Reproduce the full listing that appears beneath this instruction exactly.

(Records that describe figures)
====================

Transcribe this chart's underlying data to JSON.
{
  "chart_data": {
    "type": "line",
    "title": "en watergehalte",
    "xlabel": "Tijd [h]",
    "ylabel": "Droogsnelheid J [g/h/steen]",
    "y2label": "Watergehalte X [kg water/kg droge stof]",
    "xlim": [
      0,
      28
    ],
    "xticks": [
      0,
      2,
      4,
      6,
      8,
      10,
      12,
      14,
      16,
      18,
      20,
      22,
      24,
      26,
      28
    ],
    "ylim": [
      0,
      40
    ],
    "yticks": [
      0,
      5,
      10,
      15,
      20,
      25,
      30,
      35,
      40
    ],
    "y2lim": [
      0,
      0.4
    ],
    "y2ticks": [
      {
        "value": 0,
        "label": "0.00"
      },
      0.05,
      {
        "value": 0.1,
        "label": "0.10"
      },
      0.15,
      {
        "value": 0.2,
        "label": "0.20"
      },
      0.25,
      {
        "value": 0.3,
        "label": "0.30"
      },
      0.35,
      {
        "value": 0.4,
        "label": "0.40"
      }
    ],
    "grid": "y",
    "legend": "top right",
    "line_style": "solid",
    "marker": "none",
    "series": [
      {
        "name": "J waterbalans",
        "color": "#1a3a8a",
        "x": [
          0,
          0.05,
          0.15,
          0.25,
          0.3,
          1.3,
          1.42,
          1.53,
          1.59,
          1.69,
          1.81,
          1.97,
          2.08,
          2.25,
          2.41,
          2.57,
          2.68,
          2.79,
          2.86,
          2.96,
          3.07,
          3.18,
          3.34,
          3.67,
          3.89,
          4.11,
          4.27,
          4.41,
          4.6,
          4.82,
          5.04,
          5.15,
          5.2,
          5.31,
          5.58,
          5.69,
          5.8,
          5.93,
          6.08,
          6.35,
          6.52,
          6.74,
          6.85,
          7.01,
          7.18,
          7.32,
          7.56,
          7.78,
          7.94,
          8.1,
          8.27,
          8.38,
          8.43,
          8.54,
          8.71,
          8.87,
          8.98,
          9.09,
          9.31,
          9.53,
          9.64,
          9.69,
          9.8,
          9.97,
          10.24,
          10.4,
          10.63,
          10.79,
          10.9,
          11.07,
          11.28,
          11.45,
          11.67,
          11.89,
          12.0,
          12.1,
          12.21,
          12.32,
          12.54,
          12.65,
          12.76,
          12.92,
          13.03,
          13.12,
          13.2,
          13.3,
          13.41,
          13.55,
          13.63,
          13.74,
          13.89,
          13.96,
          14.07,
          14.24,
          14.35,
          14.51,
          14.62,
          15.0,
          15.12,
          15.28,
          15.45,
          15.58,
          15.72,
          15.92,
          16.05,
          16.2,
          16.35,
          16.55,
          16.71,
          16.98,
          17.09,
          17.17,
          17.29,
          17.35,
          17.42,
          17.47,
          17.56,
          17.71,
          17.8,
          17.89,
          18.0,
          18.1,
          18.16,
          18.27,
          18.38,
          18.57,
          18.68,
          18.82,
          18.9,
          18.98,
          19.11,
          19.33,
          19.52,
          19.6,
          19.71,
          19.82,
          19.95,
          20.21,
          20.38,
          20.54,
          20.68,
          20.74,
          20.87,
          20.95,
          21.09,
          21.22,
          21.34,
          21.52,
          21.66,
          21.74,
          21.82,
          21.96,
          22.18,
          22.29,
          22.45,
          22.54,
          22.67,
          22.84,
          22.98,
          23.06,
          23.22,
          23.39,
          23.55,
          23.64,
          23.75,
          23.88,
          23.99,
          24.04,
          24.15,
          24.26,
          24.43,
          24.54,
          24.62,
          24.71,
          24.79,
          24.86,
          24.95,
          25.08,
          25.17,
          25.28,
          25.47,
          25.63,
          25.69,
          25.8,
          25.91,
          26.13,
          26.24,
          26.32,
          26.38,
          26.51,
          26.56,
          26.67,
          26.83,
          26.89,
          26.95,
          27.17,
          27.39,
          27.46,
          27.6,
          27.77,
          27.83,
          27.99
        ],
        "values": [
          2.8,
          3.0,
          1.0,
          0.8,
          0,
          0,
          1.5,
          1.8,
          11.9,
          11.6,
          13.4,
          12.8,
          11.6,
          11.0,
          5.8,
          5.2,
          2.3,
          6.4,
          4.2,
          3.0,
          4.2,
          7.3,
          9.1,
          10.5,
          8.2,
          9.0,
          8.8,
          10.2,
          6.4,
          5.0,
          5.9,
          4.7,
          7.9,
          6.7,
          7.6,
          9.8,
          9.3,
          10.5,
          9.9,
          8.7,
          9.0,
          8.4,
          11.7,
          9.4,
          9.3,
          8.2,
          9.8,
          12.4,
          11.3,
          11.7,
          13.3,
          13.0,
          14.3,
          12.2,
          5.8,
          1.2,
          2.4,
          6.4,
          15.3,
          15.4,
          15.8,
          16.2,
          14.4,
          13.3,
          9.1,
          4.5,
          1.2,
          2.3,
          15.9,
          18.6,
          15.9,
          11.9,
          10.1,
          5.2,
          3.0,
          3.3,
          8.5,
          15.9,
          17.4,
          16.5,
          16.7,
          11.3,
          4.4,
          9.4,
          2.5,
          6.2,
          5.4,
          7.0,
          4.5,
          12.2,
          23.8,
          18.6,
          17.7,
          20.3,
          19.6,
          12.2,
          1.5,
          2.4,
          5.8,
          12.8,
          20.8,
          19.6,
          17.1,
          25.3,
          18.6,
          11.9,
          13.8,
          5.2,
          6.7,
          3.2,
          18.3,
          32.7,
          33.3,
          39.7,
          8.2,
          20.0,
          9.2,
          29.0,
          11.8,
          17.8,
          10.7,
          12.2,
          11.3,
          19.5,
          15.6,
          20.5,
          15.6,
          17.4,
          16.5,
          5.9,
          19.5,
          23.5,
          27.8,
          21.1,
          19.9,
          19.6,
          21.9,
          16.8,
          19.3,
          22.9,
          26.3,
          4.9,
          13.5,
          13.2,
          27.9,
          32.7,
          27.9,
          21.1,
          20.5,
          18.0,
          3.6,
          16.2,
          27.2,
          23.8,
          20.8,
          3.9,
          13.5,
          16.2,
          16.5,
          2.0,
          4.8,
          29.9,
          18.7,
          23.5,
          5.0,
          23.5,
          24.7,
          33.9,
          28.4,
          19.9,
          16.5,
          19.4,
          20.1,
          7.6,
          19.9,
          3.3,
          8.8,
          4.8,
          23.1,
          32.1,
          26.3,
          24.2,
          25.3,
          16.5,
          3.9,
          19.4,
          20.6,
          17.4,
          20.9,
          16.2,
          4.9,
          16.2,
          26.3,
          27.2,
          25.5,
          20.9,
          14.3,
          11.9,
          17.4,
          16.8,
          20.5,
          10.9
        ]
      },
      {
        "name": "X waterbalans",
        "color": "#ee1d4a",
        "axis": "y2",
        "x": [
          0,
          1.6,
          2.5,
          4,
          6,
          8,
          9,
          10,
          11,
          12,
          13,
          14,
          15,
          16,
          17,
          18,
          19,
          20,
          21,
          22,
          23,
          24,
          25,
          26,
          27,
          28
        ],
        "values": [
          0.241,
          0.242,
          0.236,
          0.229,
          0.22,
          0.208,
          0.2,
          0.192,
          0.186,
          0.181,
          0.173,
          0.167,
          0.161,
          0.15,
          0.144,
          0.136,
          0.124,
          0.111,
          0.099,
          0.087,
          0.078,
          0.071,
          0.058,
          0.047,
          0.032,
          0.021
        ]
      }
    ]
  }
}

====================

● **ANSWER FOR THE TASK**:
Transcribe this chart's underlying data to JSON.
{
  "chart_data": {
    "type": "line",
    "title": "en watergehalte",
    "xlabel": "Tijd [h]",
    "ylabel": "Droogsnelheid J [g/h/steen]",
    "y2label": "Watergehalte X [kg water/kg droge stof]",
    "xlim": [
      0,
      28
    ],
    "xticks": [
      0,
      2,
      4,
      6,
      8,
      10,
      12,
      14,
      16,
      18,
      20,
      22,
      24,
      26,
      28
    ],
    "ylim": [
      0,
      40
    ],
    "yticks": [
      0,
      5,
      10,
      15,
      20,
      25,
      30,
      35,
      40
    ],
    "y2lim": [
      0,
      0.4
    ],
    "y2ticks": [
      {
        "value": 0,
        "label": "0.00"
      },
      0.05,
      {
        "value": 0.1,
        "label": "0.10"
      },
      0.15,
      {
        "value": 0.2,
        "label": "0.20"
      },
      0.25,
      {
        "value": 0.3,
        "label": "0.30"
      },
      0.35,
      {
        "value": 0.4,
        "label": "0.40"
      }
    ],
    "grid": "y",
    "legend": "top right",
    "line_style": "solid",
    "marker": "none",
    "series": [
      {
        "name": "J waterbalans",
        "color": "#1a3a8a",
        "x": [
          0,
          0.05,
          0.15,
          0.25,
          0.3,
          1.3,
          1.42,
          1.53,
          1.59,
          1.69,
          1.81,
          1.97,
          2.08,
          2.25,
          2.41,
          2.57,
          2.68,
          2.79,
          2.86,
          2.96,
          3.07,
          3.18,
          3.34,
          3.67,
          3.89,
          4.11,
          4.27,
          4.41,
          4.6,
          4.82,
          5.04,
          5.15,
          5.2,
          5.31,
          5.58,
          5.69,
          5.8,
          5.93,
          6.08,
          6.35,
          6.52,
          6.74,
          6.85,
          7.01,
          7.18,
          7.32,
          7.56,
          7.78,
          7.94,
          8.1,
          8.27,
          8.38,
          8.43,
          8.54,
          8.71,
          8.87,
          8.98,
          9.09,
          9.31,
          9.53,
          9.64,
          9.69,
          9.8,
          9.97,
          10.24,
          10.4,
          10.63,
          10.79,
          10.9,
          11.07,
          11.28,
          11.45,
          11.67,
          11.89,
          12.0,
          12.1,
          12.21,
          12.32,
          12.54,
          12.65,
          12.76,
          12.92,
          13.03,
          13.12,
          13.2,
          13.3,
          13.41,
          13.55,
          13.63,
          13.74,
          13.89,
          13.96,
          14.07,
          14.24,
          14.35,
          14.51,
          14.62,
          15.0,
          15.12,
          15.28,
          15.45,
          15.58,
          15.72,
          15.92,
          16.05,
          16.2,
          16.35,
          16.55,
          16.71,
          16.98,
          17.09,
          17.17,
          17.29,
          17.35,
          17.42,
          17.47,
          17.56,
          17.71,
          17.8,
          17.89,
          18.0,
          18.1,
          18.16,
          18.27,
          18.38,
          18.57,
          18.68,
          18.82,
          18.9,
          18.98,
          19.11,
          19.33,
          19.52,
          19.6,
          19.71,
          19.82,
          19.95,
          20.21,
          20.38,
          20.54,
          20.68,
          20.74,
          20.87,
          20.95,
          21.09,
          21.22,
          21.34,
          21.52,
          21.66,
          21.74,
          21.82,
          21.96,
          22.18,
          22.29,
          22.45,
          22.54,
          22.67,
          22.84,
          22.98,
          23.06,
          23.22,
          23.39,
          23.55,
          23.64,
          23.75,
          23.88,
          23.99,
          24.04,
          24.15,
          24.26,
          24.43,
          24.54,
          24.62,
          24.71,
          24.79,
          24.86,
          24.95,
          25.08,
          25.17,
          25.28,
          25.47,
          25.63,
          25.69,
          25.8,
          25.91,
          26.13,
          26.24,
          26.32,
          26.38,
          26.51,
          26.56,
          26.67,
          26.83,
          26.89,
          26.95,
          27.17,
          27.39,
          27.46,
          27.6,
          27.77,
          27.83,
          27.99
        ],
        "values": [
          2.8,
          3.0,
          1.0,
          0.8,
          0,
          0,
          1.5,
          1.8,
          11.9,
          11.6,
          13.4,
          12.8,
          11.6,
          11.0,
          5.8,
          5.2,
          2.3,
          6.4,
          4.2,
          3.0,
          4.2,
          7.3,
          9.1,
          10.5,
          8.2,
          9.0,
          8.8,
          10.2,
          6.4,
          5.0,
          5.9,
          4.7,
          7.9,
          6.7,
          7.6,
          9.8,
          9.3,
          10.5,
          9.9,
          8.7,
          9.0,
          8.4,
          11.7,
          9.4,
          9.3,
          8.2,
          9.8,
          12.4,
          11.3,
          11.7,
          13.3,
          13.0,
          14.3,
          12.2,
          5.8,
          1.2,
          2.4,
          6.4,
          15.3,
          15.4,
          15.8,
          16.2,
          14.4,
          13.3,
          9.1,
          4.5,
          1.2,
          2.3,
          15.9,
          18.6,
          15.9,
          11.9,
          10.1,
          5.2,
          3.0,
          3.3,
          8.5,
          15.9,
          17.4,
          16.5,
          16.7,
          11.3,
          4.4,
          9.4,
          2.5,
          6.2,
          5.4,
          7.0,
          4.5,
          12.2,
          23.8,
          18.6,
          17.7,
          20.3,
          19.6,
          12.2,
          1.5,
          2.4,
          5.8,
          12.8,
          20.8,
          19.6,
          17.1,
          25.3,
          18.6,
          11.9,
          13.8,
          5.2,
          6.7,
          3.2,
          18.3,
          32.7,
          33.3,
          39.7,
          8.2,
          20.0,
          9.2,
          29.0,
          11.8,
          17.8,
          10.7,
          12.2,
          11.3,
          19.5,
          15.6,
          20.5,
          15.6,
          17.4,
          16.5,
          5.9,
          19.5,
          23.5,
          27.8,
          21.1,
          19.9,
          19.6,
          21.9,
          16.8,
          19.3,
          22.9,
          26.3,
          4.9,
          13.5,
          13.2,
          27.9,
          32.7,
          27.9,
          21.1,
          20.5,
          18.0,
          3.6,
          16.2,
          27.2,
          23.8,
          20.8,
          3.9,
          13.5,
          16.2,
          16.5,
          2.0,
          4.8,
          29.9,
          18.7,
          23.5,
          5.0,
          23.5,
          24.7,
          33.9,
          28.4,
          19.9,
          16.5,
          19.4,
          20.1,
          7.6,
          19.9,
          3.3,
          8.8,
          4.8,
          23.1,
          32.1,
          26.3,
          24.2,
          25.3,
          16.5,
          3.9,
          19.4,
          20.6,
          17.4,
          20.9,
          16.2,
          4.9,
          16.2,
          26.3,
          27.2,
          25.5,
          20.9,
          14.3,
          11.9,
          17.4,
          16.8,
          20.5,
          10.9
        ]
      },
      {
        "name": "X waterbalans",
        "color": "#ee1d4a",
        "axis": "y2",
        "x": [
          0,
          1.6,
          2.5,
          4,
          6,
          8,
          9,
          10,
          11,
          12,
          13,
          14,
          15,
          16,
          17,
          18,
          19,
          20,
          21,
          22,
          23,
          24,
          25,
          26,
          27,
          28
        ],
        "values": [
          0.241,
          0.242,
          0.236,
          0.229,
          0.22,
          0.208,
          0.2,
          0.192,
          0.186,
          0.181,
          0.173,
          0.167,
          0.161,
          0.15,
          0.144,
          0.136,
          0.124,
          0.111,
          0.099,
          0.087,
          0.078,
          0.071,
          0.058,
          0.047,
          0.032,
          0.021
        ]
      }
    ]
  }
}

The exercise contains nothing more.